§ **Extracted records**:
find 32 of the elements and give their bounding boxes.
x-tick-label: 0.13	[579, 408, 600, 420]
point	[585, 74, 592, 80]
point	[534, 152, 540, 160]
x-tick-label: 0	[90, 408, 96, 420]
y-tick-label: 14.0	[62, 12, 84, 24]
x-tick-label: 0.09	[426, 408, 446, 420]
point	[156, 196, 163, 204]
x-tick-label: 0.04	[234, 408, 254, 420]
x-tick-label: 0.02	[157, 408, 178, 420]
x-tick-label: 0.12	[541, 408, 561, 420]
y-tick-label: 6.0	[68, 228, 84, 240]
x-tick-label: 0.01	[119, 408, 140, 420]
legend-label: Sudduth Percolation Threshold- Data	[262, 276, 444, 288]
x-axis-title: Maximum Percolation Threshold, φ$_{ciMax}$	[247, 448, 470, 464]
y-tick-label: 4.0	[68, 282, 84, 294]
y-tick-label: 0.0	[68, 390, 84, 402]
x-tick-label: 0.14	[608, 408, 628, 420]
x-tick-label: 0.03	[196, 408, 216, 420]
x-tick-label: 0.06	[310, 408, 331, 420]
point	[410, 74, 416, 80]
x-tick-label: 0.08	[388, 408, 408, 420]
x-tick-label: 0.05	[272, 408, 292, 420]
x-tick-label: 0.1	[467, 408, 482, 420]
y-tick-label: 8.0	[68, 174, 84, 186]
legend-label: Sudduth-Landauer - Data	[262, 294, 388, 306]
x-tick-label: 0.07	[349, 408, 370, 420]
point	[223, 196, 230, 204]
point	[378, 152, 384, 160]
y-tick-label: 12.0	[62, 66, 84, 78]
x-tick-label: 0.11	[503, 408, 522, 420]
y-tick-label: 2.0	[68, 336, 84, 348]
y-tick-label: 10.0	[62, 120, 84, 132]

§ **What is needed**: Please reproduce the listing above line for line, without a single change.

§ **Completed task**:
find 32 of the elements and give their bounding boxes.
x-tick-label: 0.13	[579, 408, 600, 420]
point	[585, 74, 592, 80]
point	[534, 152, 540, 160]
x-tick-label: 0	[90, 408, 96, 420]
y-tick-label: 14.0	[62, 12, 84, 24]
x-tick-label: 0.09	[426, 408, 446, 420]
point	[156, 196, 163, 204]
x-tick-label: 0.04	[234, 408, 254, 420]
x-tick-label: 0.02	[157, 408, 178, 420]
x-tick-label: 0.12	[541, 408, 561, 420]
y-tick-label: 6.0	[68, 228, 84, 240]
x-tick-label: 0.01	[119, 408, 140, 420]
legend-label: Sudduth Percolation Threshold- Data	[262, 276, 444, 288]
x-axis-title: Maximum Percolation Threshold, φ$_{ciMax}$	[247, 448, 470, 464]
y-tick-label: 4.0	[68, 282, 84, 294]
y-tick-label: 0.0	[68, 390, 84, 402]
x-tick-label: 0.14	[608, 408, 628, 420]
x-tick-label: 0.03	[196, 408, 216, 420]
x-tick-label: 0.06	[310, 408, 331, 420]
point	[410, 74, 416, 80]
x-tick-label: 0.08	[388, 408, 408, 420]
x-tick-label: 0.05	[272, 408, 292, 420]
x-tick-label: 0.1	[467, 408, 482, 420]
y-tick-label: 8.0	[68, 174, 84, 186]
legend-label: Sudduth-Landauer - Data	[262, 294, 388, 306]
x-tick-label: 0.07	[349, 408, 370, 420]
point	[223, 196, 230, 204]
point	[378, 152, 384, 160]
y-tick-label: 12.0	[62, 66, 84, 78]
x-tick-label: 0.11	[503, 408, 522, 420]
y-tick-label: 2.0	[68, 336, 84, 348]
y-tick-label: 10.0	[62, 120, 84, 132]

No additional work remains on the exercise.